____ SUPPLIED PASSAGE

You can get by with hand sanding if you want; but if you have a random orbital sander it helps take the tedium out of the initial heavy sanding passes for painting. A respirator rated for dry particles is a must. The same N95 or KN95 masks you'd use for COVID protection will work here, but be sure they fit your face properly. However, the "non-medical" disposable masks that are just a piece of paper for catching spray from your mouth and nose won't work against sanding dust, even though they do help somewhat with preventing you from accidentally spreading COVID if you have an asymptomatic infection. Nuisance dust masks like the kind that you'd wear while mowing the lawn are also not good enough for sanding dust, especially as you get to the finer grits of sandpaper.

You'll want a set of small hand files to get burrs off of cut/drilled parts.

A drill press is a nice thing to have, but it's totally not a requirement for this. A basic cordless hand drill, however, is. It doesn't have to be fancy, but it should have a clutch so you don't strip screws. You can still get NiCd or NiMh battery powered versions at the low end of the price scale, but I would really suggest stepping up one level to an inexpensive lithium powered one - they just work so much better. You'll want a set of bits and screw driver tips to go with it, of course. I'd also get a hand driver handle that takes the same 1/4" hex driver bits - sometimes a gentler hand touch is necessary.

Stainless steel metric button-head hex drive screws are available in bulk on the usual places (eBay, Amazon, etc) and both work great and look great also - and they fit the other 2020 hardware, too. Be sure your driver bit set includes sizes that fit any such screws you get.

If you don't have one already, get an electric heat gun. It's useful for everything from helping to dry paint, to bending acrylic, to shrinking heat-shrink tubing without burning it (you sometimes see people using a lighter or butane torch to do this, and it almost always results in the outer layer of the heat shrink getting burned).

Grab a pack of Sharpie markers with the wide tip; they make for a great scribing medium on aluminum. You cover the general area with ink, then use a fine tool like the tips of your calipers, a carbide scribe, or even a razor blade to make a fine mark where your dimension line should be. After you're done, it cleans up with isopropyl rubbing alcohol (and I suspect denatured alcohol from the paint section of your local hardware/home improvement store would work also, but I've never tried it). Masking tape and a very sharp pencil work nicely on other surfaces that can't handle the Sharpie ink.

________
____ DATA FOR REVIEW

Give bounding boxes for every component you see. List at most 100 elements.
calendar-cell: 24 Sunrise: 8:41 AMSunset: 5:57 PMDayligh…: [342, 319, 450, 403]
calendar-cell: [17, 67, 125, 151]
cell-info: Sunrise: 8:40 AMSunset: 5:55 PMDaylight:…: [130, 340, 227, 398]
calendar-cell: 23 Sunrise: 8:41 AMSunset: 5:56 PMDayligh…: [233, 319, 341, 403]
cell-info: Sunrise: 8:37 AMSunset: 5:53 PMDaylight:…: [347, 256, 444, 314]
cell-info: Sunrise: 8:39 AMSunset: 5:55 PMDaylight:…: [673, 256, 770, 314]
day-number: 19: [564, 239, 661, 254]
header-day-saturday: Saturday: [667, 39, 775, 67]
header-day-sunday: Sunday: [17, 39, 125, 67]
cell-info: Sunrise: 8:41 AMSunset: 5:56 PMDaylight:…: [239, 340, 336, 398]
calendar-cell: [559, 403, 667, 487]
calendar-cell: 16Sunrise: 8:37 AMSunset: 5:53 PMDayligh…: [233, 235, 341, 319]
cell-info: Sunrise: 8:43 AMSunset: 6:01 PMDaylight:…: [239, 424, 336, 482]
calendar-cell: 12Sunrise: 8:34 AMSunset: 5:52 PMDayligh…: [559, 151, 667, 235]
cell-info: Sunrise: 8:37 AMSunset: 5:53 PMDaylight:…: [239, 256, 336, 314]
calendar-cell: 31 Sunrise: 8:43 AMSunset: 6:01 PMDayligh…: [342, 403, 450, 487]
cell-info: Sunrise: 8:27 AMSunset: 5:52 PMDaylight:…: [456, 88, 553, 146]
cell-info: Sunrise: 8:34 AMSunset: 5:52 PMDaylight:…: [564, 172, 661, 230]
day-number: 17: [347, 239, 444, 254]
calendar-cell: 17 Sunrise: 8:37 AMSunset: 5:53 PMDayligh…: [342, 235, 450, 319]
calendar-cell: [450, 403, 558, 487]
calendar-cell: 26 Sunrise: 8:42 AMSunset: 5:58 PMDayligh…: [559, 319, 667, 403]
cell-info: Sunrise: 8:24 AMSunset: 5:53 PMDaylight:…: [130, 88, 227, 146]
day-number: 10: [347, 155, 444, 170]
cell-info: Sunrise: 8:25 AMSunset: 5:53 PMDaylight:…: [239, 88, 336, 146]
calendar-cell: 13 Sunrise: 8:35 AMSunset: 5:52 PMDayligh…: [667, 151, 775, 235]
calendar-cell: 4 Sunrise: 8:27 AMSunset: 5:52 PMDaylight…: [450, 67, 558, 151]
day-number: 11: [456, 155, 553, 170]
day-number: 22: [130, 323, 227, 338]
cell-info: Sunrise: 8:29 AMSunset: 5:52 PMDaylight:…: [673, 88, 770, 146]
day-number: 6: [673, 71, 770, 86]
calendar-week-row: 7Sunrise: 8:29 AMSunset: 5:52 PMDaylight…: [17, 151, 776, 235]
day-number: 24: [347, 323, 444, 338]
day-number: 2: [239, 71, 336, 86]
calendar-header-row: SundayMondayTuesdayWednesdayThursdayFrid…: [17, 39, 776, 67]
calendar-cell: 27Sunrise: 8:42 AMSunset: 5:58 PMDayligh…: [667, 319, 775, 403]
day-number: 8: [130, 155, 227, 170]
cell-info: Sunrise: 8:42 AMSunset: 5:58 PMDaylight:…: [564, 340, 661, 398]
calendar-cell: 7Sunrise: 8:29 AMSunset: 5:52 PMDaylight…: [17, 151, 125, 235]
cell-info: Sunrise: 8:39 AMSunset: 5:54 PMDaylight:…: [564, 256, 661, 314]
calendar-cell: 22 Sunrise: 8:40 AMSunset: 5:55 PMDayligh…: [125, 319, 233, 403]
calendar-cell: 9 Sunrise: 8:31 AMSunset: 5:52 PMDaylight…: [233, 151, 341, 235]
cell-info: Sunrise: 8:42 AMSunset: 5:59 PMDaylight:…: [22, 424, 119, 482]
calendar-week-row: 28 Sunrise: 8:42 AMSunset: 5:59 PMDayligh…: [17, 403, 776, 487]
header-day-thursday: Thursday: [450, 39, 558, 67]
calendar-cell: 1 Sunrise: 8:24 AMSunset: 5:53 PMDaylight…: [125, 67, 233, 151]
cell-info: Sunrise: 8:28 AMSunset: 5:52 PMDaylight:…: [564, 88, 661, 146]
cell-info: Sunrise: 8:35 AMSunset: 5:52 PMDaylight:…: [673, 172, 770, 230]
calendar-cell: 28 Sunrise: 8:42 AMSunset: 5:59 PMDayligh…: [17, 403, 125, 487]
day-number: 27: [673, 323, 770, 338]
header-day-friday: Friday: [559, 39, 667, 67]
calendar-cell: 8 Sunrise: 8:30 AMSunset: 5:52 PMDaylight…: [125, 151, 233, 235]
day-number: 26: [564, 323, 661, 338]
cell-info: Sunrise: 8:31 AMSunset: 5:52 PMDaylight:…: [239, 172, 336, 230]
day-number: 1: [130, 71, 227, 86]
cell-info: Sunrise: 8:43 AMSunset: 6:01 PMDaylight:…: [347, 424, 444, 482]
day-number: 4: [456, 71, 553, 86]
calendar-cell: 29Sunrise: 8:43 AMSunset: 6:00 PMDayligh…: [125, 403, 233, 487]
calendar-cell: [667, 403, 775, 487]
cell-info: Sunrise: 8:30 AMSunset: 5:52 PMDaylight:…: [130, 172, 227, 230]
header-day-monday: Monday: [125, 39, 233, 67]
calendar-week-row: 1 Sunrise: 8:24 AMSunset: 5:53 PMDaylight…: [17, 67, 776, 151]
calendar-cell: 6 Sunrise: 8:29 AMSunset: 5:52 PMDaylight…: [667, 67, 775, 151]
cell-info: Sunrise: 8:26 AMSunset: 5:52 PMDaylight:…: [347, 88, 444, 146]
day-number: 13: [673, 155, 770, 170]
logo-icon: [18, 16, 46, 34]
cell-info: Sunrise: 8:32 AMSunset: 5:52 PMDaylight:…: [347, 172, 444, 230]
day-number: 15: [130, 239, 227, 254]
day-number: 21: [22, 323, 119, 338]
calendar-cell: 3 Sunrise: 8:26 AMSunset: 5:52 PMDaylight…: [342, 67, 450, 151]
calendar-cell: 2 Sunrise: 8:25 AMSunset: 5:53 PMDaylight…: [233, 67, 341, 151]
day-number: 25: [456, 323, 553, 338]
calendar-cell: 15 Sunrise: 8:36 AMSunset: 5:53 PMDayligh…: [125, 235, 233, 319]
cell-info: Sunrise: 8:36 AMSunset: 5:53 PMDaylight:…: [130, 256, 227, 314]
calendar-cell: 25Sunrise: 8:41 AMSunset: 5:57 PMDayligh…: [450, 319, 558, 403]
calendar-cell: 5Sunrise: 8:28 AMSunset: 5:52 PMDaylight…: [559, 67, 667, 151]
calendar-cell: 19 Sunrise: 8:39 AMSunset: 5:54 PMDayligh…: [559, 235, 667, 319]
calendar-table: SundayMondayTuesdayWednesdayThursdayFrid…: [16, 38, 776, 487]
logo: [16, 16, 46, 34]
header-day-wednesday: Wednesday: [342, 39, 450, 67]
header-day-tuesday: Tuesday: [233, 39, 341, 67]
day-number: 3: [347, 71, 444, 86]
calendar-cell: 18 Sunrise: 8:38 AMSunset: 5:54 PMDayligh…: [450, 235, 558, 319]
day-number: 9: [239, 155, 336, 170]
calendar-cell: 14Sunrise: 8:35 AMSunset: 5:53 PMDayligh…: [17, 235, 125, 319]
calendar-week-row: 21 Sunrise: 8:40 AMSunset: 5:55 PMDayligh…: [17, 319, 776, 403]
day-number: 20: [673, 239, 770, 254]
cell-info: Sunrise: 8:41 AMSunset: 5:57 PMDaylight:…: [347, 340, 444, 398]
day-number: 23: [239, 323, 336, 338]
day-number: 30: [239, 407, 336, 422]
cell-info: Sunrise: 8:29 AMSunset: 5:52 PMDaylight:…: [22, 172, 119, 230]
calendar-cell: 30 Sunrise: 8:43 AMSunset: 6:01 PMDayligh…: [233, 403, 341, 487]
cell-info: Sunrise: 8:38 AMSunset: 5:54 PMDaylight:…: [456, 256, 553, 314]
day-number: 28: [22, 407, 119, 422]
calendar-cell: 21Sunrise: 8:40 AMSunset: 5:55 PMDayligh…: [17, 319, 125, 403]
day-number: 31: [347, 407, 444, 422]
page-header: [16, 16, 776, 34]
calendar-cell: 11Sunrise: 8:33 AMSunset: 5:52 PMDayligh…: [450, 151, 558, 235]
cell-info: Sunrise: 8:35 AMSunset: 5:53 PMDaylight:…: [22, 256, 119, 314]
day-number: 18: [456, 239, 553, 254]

________

*YOUR TASKS*.
a) Answer these questions about the text on workshop tools:
(i) What type of respirator does the text call a must for sanding?
(ii) What feature should a basic cordless hand drill have, and why?
(iii) What does the text say cleans Sharpie ink off aluminum?
b) Write the next part of the text on workshop tools, starting after its final sentence.

*ANSWERS PER TASK*.
a)
(i) A respirator rated for dry particles.
(ii) A clutch, so you don't strip screws.
(iii) Isopropyl rubbing alcohol.

b)
A small prick punch, a small hammer, and an Automatic Center Punch are also important to have when laying out hand drilled holes. Start with the prick punch (it should be sharp enough to slide down into the groove of your scribe lines) to establish the location of the hole; expand the divot with the Automatic Center Punch, and then drill your pilot hole. Again, these are inexpensive tools available at the usual locations.
 

LaPorta

Well-known member
Here was the custom case I made for my kids' Quadra 630:

 

demik

Well-known member
Someone also built a G3 into an ATX case and did a very good job of it, I can't find the thread/post for it now, but I was very impressed with how clean it looked.

Was that one of mine ? IF so, here is the last one:

Beige G3 Motherboard and someone will indeed fit into Micro ATX or ATX cases with minor modifications. Blue G3 and G4 before MDD are doable as well.
 

Trash80toHP_Mini

NIGHT STALKER

This concept Mac from a link on that page has always struck me as a silly fall over on its face kinda deal. But if you wanted to repackage a PlasticBlasted PowerBook or an LC form factor Mac it's a start. Switch to the Lisa format with legs on the front for flop over prevention?

Haven't got a link handy, but the lump-onna-rope adapter for LC/IIsi etc. opens up a lot of new possibilities for compact re-casing.

I included the pic above to illustrate a riff on "smoke testing" clear mac case concept as pre-vis of the prototyping phase as opposed to final testing.